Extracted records
++++++++

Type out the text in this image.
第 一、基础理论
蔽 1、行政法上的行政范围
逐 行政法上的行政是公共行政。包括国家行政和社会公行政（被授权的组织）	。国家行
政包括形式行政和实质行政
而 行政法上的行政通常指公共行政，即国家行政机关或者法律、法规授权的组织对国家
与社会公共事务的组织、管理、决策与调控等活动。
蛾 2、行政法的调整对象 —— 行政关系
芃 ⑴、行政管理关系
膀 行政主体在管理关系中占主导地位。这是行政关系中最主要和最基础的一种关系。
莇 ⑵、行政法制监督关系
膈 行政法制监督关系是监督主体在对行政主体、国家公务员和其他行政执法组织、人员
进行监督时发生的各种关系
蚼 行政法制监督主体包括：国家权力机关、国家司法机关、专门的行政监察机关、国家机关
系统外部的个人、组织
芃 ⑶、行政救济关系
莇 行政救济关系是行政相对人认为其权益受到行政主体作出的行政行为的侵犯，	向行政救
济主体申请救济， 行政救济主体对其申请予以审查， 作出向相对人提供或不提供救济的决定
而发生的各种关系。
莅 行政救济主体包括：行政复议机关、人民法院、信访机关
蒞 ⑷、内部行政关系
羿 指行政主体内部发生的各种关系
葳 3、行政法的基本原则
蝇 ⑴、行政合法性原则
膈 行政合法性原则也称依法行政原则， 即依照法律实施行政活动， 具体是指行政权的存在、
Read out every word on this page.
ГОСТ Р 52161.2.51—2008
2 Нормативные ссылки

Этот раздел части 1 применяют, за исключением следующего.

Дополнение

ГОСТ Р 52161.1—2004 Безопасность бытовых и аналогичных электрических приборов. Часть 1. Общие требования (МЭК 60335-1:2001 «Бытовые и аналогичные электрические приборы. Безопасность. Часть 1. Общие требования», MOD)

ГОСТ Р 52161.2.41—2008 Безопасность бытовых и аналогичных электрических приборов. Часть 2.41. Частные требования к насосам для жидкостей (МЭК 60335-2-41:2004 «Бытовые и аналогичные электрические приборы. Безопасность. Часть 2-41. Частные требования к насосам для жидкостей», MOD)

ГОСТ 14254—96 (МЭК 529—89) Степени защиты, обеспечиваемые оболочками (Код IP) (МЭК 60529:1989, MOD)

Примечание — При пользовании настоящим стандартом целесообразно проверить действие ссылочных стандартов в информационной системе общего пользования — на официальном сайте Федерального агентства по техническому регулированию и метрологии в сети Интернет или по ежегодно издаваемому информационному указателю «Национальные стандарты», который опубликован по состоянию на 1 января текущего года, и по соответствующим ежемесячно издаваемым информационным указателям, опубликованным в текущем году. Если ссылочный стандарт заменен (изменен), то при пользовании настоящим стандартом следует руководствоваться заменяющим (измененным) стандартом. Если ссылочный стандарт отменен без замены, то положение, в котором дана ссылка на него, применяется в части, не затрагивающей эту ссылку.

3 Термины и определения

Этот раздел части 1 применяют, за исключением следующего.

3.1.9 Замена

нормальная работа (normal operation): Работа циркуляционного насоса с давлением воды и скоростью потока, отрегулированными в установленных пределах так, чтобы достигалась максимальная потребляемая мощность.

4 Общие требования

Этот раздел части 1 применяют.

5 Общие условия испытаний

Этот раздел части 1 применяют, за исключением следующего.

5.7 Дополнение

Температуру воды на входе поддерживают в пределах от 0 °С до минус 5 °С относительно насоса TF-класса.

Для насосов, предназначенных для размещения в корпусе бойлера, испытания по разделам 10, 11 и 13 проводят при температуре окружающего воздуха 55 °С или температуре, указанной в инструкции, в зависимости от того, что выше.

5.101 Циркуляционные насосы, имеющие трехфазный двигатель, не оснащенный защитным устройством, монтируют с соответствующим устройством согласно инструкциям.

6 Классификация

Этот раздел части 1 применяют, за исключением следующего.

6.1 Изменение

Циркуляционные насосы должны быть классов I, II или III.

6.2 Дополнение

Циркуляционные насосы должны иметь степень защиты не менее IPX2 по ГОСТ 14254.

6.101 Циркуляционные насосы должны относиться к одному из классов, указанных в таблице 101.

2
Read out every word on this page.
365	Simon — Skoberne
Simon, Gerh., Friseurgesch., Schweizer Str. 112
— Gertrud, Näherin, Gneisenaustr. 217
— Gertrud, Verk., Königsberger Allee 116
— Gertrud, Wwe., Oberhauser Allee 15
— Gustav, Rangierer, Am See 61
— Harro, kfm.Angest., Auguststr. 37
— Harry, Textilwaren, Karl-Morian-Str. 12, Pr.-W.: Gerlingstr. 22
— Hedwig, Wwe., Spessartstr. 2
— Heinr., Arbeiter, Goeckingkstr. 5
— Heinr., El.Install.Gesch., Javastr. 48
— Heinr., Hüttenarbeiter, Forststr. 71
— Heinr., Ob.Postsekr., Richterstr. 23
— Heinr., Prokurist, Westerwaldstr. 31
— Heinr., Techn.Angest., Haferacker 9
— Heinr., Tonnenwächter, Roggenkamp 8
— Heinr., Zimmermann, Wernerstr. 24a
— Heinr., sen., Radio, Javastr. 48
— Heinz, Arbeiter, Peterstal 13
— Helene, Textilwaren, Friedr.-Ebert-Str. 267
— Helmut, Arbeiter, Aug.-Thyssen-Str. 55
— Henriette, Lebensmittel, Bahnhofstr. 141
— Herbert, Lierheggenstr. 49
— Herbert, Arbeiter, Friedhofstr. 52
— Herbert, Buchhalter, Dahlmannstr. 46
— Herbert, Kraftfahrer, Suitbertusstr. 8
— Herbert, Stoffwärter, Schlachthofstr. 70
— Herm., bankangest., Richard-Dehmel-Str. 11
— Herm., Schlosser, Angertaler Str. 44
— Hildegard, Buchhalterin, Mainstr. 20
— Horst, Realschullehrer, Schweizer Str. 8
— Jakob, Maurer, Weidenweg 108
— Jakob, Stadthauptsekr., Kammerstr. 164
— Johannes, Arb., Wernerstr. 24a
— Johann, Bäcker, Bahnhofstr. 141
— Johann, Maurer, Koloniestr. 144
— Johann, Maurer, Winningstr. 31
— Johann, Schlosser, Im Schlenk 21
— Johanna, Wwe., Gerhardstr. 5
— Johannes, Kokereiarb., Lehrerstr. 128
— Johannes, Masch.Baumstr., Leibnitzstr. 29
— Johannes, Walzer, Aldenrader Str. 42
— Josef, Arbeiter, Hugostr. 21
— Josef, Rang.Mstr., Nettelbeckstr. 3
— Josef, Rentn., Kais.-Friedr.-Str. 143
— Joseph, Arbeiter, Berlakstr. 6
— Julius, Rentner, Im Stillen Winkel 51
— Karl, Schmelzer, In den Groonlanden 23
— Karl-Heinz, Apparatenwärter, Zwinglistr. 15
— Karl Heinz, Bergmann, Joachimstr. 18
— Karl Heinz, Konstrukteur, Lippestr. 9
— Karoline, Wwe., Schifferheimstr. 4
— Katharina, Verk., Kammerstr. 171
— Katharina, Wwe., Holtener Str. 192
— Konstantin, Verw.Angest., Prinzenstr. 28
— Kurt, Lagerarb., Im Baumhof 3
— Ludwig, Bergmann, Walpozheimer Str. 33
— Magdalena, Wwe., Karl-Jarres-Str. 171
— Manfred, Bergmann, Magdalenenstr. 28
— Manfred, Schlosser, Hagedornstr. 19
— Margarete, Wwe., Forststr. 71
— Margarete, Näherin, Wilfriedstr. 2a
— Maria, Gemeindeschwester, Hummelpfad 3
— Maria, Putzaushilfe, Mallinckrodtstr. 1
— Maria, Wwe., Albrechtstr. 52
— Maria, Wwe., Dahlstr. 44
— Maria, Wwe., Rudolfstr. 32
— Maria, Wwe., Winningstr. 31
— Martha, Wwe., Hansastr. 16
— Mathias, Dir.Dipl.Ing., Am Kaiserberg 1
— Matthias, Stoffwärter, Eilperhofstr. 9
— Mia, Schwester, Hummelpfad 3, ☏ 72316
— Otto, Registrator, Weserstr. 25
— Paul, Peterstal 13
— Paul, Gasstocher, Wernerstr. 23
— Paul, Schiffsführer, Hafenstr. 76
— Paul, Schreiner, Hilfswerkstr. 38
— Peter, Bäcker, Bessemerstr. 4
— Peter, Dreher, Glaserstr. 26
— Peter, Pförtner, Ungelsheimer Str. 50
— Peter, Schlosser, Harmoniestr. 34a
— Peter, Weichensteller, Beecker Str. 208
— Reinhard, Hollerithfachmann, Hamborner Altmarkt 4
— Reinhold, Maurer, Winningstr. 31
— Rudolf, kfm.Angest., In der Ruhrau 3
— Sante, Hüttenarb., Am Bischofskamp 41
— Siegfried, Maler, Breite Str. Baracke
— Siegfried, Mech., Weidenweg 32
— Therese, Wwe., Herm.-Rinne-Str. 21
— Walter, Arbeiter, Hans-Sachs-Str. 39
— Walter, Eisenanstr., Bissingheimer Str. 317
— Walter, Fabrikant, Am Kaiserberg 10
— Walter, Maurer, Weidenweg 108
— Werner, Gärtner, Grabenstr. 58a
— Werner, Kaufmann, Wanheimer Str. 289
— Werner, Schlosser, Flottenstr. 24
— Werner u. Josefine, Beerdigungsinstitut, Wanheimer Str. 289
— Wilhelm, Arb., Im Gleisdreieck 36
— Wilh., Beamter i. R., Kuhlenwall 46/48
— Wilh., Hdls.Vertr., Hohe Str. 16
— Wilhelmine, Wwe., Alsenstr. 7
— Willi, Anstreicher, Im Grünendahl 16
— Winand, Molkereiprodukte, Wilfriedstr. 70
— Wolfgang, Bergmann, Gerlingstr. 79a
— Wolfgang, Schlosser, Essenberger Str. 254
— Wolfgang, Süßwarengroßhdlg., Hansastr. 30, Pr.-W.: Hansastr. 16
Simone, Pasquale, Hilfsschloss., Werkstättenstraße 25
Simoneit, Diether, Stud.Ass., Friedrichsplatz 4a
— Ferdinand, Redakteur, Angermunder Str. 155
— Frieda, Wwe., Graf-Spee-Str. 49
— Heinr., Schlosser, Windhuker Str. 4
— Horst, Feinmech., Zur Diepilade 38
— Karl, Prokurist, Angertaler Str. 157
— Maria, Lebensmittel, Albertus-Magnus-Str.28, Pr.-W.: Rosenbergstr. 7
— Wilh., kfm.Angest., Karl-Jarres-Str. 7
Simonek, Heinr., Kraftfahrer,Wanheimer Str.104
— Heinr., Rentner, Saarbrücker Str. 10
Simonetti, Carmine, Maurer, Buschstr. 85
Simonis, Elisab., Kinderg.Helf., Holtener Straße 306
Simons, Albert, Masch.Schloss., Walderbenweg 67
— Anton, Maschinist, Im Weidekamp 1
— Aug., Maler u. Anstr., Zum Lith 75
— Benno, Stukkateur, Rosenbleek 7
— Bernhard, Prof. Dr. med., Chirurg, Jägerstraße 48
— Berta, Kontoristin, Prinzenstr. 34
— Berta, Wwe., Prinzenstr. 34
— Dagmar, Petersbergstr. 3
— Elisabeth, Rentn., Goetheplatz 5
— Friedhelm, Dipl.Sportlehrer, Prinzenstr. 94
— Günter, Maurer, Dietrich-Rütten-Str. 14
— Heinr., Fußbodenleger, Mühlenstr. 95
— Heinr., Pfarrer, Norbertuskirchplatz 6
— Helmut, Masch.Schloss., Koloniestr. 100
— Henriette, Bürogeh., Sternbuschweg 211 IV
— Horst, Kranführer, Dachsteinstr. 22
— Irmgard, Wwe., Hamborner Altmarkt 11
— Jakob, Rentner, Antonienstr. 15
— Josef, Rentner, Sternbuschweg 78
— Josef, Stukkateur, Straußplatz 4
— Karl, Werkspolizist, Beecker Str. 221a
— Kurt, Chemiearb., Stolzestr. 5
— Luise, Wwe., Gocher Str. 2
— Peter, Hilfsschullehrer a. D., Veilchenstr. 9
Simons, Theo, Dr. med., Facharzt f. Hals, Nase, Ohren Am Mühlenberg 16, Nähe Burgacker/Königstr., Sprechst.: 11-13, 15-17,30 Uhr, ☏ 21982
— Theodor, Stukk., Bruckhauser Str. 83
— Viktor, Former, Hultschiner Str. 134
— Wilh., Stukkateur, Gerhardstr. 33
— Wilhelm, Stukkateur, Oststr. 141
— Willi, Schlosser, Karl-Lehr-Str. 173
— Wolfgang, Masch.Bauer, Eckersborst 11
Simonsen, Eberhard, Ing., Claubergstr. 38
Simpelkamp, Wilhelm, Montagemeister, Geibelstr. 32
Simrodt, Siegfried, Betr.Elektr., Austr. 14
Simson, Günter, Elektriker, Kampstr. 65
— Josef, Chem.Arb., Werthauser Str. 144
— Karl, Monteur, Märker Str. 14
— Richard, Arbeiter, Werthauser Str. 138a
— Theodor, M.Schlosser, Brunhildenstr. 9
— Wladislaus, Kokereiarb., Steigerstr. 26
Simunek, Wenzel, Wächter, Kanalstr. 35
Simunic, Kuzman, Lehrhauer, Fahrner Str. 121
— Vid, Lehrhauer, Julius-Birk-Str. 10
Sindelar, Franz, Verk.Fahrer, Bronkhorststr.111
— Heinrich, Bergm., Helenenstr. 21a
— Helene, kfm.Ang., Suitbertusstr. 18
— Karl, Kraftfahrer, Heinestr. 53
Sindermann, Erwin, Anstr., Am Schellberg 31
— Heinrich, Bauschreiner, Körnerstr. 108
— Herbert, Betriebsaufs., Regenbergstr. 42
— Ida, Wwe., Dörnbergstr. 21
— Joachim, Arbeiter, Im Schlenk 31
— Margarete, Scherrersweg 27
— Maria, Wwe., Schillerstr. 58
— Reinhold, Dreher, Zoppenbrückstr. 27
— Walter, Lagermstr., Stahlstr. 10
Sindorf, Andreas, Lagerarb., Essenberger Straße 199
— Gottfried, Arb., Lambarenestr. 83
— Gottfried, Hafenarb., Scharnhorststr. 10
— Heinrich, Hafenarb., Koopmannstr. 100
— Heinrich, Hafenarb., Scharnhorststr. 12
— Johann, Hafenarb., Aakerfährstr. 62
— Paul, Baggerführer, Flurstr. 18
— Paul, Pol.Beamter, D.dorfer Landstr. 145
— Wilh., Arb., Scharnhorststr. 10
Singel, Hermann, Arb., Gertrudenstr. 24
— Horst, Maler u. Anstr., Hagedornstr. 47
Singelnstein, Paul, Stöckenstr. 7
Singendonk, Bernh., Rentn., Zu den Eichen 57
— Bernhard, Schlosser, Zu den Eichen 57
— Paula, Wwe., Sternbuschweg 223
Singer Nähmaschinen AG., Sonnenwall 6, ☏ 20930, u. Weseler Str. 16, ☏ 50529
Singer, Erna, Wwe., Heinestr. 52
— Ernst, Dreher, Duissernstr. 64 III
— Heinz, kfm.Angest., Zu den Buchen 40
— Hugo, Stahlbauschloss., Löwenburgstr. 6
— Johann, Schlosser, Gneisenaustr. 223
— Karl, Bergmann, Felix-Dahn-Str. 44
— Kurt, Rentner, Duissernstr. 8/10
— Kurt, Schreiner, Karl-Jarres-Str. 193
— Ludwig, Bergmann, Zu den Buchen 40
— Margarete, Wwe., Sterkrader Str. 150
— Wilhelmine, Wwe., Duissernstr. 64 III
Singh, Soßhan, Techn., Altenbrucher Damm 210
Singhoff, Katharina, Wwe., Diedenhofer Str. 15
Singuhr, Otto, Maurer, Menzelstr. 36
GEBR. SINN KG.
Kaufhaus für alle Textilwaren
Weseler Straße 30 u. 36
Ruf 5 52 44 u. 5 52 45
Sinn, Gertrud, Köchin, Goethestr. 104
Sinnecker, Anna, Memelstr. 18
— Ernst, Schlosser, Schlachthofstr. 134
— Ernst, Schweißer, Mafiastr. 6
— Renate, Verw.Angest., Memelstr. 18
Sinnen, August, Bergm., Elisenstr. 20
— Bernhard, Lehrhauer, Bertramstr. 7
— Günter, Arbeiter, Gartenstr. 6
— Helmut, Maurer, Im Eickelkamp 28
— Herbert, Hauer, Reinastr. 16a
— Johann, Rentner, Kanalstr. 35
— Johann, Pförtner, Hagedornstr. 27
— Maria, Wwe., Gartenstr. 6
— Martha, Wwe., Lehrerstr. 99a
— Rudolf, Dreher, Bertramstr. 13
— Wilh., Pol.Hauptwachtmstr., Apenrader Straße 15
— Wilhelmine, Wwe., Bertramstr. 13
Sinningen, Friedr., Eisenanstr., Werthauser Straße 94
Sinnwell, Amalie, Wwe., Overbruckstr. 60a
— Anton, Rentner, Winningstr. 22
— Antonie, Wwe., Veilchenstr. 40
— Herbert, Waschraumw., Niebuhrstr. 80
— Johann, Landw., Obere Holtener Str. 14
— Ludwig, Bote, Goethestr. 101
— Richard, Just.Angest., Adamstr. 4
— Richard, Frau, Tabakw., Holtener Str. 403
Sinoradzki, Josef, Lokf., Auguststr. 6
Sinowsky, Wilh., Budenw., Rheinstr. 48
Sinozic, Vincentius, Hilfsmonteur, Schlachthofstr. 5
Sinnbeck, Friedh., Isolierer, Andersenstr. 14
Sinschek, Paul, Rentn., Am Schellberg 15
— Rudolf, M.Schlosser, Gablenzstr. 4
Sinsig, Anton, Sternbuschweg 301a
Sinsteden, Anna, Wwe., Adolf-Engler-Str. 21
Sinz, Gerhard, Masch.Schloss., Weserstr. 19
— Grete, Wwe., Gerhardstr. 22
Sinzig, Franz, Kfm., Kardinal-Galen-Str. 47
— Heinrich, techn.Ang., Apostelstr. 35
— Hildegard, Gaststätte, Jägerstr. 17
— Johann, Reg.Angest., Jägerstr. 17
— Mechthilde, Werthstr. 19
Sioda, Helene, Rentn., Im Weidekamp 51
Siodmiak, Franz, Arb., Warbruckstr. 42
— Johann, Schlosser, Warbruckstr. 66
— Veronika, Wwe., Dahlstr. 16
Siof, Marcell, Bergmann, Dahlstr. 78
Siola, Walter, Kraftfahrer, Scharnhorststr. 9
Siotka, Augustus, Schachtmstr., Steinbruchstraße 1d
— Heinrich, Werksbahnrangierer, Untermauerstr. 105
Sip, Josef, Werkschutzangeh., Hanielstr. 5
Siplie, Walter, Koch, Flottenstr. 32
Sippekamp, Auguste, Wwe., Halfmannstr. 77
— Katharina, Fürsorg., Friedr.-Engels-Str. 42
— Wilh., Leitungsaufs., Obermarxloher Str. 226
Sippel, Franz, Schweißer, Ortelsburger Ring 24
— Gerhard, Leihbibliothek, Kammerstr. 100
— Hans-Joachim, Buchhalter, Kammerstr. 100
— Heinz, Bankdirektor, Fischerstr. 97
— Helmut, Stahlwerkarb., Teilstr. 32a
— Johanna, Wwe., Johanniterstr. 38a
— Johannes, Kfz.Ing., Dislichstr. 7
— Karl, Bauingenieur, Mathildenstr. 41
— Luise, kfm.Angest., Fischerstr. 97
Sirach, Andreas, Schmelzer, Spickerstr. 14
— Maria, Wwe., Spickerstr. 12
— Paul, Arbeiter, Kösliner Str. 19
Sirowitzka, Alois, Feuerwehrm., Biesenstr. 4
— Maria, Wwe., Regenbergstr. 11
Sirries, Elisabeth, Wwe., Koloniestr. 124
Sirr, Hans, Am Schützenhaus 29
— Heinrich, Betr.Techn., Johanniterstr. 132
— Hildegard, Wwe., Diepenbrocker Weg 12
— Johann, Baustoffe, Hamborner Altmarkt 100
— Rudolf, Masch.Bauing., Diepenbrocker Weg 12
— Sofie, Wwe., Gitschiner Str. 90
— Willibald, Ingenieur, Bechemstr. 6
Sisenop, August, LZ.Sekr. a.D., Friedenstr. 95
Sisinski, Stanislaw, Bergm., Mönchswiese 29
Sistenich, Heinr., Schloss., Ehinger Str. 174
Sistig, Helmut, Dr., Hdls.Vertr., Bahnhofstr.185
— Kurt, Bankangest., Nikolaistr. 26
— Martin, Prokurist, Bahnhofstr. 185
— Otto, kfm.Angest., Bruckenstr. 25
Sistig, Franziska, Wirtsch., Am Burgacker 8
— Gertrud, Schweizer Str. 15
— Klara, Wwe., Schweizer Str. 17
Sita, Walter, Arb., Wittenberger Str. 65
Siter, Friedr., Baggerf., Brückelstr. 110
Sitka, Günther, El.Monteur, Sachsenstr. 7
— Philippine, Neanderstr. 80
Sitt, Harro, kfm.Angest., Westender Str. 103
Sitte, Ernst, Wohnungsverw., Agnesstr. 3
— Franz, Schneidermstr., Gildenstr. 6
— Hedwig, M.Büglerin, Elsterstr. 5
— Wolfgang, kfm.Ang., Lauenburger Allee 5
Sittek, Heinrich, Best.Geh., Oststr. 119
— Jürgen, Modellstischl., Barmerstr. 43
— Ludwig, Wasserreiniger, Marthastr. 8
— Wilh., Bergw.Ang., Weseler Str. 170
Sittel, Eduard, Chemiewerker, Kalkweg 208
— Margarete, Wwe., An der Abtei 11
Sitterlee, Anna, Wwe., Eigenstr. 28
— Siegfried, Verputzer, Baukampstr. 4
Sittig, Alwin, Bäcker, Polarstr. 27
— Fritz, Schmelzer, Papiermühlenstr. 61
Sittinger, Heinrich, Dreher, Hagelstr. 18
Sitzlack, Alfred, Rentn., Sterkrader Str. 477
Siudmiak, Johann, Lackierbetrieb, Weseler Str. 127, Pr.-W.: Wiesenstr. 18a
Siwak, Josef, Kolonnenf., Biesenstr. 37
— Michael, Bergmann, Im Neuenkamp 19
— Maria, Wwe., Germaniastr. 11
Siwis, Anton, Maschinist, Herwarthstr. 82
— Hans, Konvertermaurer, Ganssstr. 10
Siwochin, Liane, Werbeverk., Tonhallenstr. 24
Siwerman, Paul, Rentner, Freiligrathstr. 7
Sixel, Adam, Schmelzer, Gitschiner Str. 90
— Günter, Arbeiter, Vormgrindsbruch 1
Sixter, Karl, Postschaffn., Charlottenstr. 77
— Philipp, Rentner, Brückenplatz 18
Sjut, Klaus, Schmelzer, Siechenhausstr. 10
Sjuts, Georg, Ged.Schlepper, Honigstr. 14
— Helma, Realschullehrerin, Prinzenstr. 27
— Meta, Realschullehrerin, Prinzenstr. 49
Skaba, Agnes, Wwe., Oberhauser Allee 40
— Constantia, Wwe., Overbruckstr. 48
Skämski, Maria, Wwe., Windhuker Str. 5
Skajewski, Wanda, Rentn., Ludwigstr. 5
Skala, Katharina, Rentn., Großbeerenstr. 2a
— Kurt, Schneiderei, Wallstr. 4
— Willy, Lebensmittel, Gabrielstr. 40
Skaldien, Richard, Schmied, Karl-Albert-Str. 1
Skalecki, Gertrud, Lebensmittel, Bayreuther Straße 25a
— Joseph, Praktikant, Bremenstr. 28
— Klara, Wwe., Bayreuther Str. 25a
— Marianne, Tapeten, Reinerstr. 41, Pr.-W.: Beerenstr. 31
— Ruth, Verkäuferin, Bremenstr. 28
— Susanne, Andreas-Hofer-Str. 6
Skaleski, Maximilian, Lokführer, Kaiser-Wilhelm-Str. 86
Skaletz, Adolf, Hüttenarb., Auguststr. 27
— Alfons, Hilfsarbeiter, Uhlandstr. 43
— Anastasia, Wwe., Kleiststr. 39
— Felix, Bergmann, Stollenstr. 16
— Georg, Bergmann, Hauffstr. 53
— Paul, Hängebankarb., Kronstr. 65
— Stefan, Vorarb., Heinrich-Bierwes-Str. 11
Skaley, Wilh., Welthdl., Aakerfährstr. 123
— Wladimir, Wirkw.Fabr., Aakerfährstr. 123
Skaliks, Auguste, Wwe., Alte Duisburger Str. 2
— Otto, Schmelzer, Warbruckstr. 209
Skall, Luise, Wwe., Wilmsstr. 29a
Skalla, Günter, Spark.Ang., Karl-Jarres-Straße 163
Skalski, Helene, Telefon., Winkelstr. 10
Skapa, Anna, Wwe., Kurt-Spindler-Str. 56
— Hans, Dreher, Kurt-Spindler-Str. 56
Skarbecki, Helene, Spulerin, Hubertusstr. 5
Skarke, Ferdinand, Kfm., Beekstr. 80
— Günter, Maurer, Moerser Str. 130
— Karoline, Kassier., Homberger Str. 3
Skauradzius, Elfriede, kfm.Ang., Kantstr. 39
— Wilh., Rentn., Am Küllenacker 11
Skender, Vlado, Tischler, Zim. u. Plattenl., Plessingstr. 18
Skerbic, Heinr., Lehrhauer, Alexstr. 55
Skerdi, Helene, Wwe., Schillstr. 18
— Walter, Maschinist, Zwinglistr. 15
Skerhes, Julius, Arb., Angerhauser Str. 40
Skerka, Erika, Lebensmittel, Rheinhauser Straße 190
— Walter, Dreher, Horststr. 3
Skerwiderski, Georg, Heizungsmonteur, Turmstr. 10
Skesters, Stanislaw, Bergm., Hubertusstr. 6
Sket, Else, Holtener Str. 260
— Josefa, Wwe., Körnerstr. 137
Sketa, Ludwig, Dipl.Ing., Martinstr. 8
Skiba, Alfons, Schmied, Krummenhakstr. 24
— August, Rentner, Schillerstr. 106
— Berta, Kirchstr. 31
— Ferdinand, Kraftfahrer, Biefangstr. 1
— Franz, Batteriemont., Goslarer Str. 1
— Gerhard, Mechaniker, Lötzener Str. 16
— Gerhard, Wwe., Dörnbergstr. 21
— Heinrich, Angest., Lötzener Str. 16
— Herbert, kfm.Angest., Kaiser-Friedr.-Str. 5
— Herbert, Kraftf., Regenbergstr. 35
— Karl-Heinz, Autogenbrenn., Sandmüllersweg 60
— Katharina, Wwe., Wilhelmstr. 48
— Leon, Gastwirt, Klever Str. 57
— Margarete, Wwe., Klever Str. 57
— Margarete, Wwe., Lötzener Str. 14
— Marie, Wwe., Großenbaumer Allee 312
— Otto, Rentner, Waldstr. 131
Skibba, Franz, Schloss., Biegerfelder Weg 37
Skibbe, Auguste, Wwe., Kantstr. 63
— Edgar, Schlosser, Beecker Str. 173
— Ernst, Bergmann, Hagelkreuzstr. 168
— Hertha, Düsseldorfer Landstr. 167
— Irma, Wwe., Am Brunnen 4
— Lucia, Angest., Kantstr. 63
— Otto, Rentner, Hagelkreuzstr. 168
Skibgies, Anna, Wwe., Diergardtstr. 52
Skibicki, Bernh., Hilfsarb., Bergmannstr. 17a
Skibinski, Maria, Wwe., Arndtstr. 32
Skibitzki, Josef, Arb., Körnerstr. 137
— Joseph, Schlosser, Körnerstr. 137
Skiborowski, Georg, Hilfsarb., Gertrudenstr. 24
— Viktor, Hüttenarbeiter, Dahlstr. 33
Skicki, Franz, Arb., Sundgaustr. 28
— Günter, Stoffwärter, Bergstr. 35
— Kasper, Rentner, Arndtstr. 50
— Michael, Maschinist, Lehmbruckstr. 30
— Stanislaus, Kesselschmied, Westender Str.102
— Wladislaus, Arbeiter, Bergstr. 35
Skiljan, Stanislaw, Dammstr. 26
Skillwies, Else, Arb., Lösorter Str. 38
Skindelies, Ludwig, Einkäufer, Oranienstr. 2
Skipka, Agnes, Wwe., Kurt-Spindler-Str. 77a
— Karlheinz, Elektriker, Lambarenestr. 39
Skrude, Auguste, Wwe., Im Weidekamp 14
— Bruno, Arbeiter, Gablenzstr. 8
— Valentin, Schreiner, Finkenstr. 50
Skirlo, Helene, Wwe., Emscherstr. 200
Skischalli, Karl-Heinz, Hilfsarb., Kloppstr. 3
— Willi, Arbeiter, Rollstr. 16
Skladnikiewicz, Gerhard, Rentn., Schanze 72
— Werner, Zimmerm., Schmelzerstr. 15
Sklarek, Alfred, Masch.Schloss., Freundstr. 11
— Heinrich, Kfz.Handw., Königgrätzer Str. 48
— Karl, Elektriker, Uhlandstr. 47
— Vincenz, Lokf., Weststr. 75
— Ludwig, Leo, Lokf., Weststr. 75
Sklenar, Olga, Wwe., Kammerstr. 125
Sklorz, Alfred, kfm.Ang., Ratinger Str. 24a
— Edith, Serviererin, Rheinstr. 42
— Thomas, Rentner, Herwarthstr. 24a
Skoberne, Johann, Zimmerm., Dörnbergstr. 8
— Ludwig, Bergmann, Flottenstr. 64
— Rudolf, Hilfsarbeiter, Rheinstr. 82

++++++++

What is being asked
Report only how many lines in the listing contain the string "Wolfgang".

Written solution
5